Русский канон. Книги ХХ века. От Шолохова до Довлатова
Для Генри Миллера или позднего англоязычного Набокова, пожалуй, слишком пресно. Для русской литературной традиции, скупой в изображении любовной физиологии (не считая намеренной порнографии, барковщины), напротив, очень смело, вызывающе.
Впрочем, автор быстро вспоминает о своей литературной родословной и возвращается в привычные пределы – от тела к духу. Концовка «Визитных карточек» с бурной сценой пароходной страсти недавно прославившегося писателя и немолодой неловкой провинциалки с ее детской мечтой о собственных визитных карточках, которые потом «совершенно некому было давать», выглядит вполне тургеневски: «Перед вечером, когда пароход причалил там, где ей нужно было сходить, она стояла возле него тихая, с опущенными ресницами. Он поцеловал ее холодную ручку с той любовью, что остается где-то в сердце на всю жизнь, и она, не оглядываясь, побежала вниз по сходням в грубую толпу на пристани».

**Исходные строки:**
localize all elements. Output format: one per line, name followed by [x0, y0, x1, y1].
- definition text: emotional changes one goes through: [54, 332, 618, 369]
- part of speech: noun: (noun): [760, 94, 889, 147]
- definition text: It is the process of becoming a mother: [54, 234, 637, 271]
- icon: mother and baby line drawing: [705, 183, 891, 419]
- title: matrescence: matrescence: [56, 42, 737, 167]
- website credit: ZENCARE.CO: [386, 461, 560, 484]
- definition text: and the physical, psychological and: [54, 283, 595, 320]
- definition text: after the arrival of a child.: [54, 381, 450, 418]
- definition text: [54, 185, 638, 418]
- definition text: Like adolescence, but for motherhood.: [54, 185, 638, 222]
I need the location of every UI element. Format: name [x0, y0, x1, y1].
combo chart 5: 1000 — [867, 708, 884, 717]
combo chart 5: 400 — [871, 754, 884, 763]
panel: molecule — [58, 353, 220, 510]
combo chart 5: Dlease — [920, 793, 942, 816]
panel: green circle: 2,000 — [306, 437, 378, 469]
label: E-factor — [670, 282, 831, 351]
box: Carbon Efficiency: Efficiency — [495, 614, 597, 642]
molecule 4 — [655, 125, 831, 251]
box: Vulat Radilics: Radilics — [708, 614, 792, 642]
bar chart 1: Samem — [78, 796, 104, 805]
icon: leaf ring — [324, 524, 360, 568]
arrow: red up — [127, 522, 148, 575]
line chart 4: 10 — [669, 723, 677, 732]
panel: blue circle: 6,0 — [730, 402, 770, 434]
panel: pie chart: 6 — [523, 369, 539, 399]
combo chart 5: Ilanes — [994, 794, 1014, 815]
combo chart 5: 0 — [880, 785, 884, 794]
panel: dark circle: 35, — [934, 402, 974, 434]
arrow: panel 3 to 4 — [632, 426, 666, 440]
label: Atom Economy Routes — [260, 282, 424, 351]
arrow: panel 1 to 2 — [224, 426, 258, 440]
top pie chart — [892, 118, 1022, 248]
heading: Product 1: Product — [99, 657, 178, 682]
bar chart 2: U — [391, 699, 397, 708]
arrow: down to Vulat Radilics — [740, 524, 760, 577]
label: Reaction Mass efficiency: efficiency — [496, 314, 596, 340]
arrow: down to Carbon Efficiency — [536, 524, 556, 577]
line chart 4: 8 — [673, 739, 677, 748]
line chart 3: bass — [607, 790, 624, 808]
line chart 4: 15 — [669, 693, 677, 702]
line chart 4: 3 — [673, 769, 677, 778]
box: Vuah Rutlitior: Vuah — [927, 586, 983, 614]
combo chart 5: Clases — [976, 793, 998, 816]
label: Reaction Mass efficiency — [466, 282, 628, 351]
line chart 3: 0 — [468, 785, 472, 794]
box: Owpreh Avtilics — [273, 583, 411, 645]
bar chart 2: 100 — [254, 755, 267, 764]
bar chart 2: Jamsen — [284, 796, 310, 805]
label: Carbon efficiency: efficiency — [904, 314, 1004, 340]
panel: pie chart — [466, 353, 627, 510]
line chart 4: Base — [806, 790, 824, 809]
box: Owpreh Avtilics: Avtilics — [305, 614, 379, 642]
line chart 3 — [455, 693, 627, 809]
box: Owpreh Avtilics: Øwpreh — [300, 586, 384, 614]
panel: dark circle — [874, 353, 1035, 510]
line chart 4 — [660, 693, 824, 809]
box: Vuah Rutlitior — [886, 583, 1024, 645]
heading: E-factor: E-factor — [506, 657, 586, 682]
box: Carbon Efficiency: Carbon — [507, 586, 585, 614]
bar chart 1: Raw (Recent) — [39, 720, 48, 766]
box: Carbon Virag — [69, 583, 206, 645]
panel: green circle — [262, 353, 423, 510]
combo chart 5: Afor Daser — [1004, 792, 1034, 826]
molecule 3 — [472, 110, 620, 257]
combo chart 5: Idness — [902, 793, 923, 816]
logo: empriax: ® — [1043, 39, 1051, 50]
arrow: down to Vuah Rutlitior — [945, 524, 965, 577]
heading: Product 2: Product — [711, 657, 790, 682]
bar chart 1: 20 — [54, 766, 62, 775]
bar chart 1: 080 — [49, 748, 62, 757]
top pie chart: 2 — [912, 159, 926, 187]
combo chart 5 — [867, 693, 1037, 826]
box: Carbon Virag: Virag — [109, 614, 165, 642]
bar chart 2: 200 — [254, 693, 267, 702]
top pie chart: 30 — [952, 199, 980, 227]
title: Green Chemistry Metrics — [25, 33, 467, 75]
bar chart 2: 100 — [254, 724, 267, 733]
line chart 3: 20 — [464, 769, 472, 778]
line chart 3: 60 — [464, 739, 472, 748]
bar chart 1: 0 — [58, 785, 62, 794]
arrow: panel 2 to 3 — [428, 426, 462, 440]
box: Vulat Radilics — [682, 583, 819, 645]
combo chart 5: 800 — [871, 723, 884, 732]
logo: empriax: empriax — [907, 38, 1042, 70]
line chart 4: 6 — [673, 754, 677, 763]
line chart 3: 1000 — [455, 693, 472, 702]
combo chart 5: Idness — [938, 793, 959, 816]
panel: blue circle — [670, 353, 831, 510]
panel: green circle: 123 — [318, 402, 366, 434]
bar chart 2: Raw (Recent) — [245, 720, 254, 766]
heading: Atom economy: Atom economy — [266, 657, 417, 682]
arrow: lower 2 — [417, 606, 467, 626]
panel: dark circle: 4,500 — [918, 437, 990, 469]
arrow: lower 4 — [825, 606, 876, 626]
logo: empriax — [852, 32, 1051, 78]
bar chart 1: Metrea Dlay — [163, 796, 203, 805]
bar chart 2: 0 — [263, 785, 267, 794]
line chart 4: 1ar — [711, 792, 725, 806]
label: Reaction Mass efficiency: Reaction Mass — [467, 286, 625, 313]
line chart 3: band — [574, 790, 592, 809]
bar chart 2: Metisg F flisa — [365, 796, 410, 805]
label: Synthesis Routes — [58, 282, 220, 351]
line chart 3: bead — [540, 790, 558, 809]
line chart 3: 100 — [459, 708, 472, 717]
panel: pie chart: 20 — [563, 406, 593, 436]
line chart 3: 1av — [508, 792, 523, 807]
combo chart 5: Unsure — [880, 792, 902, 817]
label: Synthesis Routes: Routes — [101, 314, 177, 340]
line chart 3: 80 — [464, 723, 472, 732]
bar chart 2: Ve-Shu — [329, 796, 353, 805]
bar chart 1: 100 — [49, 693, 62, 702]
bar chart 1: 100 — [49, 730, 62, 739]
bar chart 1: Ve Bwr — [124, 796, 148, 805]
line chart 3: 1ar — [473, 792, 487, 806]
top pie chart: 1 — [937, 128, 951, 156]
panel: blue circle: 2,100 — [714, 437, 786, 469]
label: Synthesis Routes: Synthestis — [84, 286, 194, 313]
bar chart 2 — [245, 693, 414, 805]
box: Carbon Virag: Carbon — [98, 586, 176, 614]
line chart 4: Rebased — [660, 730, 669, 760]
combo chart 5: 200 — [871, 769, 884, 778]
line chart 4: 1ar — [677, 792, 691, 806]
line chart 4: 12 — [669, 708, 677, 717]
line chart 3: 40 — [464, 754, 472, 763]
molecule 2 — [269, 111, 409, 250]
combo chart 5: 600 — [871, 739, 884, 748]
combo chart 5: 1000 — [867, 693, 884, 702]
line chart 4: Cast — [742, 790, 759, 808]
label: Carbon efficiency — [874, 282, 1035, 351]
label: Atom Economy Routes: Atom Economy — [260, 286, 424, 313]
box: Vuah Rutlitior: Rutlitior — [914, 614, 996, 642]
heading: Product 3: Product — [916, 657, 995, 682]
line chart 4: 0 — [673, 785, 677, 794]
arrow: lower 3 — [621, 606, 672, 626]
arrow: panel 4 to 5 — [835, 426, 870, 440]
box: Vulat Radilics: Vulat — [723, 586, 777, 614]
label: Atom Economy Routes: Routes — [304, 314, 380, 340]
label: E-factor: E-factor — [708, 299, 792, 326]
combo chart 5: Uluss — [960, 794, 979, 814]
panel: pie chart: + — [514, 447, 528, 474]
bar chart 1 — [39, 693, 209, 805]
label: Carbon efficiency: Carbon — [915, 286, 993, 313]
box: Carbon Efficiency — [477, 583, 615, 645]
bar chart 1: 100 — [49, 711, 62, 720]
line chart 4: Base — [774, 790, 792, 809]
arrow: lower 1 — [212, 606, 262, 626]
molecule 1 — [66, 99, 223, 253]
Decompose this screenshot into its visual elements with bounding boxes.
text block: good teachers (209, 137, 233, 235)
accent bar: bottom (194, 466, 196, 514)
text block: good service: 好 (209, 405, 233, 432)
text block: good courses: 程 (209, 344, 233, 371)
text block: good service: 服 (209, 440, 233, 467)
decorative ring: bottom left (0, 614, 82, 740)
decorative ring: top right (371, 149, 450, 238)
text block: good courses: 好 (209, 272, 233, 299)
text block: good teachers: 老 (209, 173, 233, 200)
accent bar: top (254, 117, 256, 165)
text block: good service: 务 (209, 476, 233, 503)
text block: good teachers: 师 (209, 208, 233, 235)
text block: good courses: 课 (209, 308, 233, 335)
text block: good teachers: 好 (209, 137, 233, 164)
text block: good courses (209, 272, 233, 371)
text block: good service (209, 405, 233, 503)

**Текст задания:** Продолжите отрывок о «Визитных карточках», начав сразу после его последнего предложения.

**Ответ на задание:**
Рассказ датирован 5 октября 1940 года. Через три недели Бунину семьдесят. Он сидит в оккупированной Франции и посреди Мировой войны пишет о жизни, которой он не видел двадцать лет и не увидит уже никогда: ее уже не существует в природе, она осталась только в его памяти, только там…
«Это было давно, это было бесконечно давно, потому что та жизнь, которой мы все жили в то время, не вернется уже вовеки… Казалось, что нет, да никогда и не было, ни времени, ни деления его на века, на годы в этой забытой – или благословенной Богом – стране» («Косцы», 1921).
«Мой отец, моя мать, братья, Маша пока в некотором роде существуют – в моей памяти. Когда умру, им полный конец… Все живее становится для меня мое прошлое… Боже, как все вижу, чувствую!» (Дневник, 22 сентября 1942 года).
И он пытается успеть, рассказать. «Уже давно, давно все мои былые радости стали для меня мукой воспоминаний!» (Дневник, 7 октября 1944 года).
Но все равно эта мука становится его единственной радостью. Сочинив «Чистый понедельник», он взмолился: «Господи, продли мои силы для моей одинокой, бедной жизни в этой красоте и в работе!»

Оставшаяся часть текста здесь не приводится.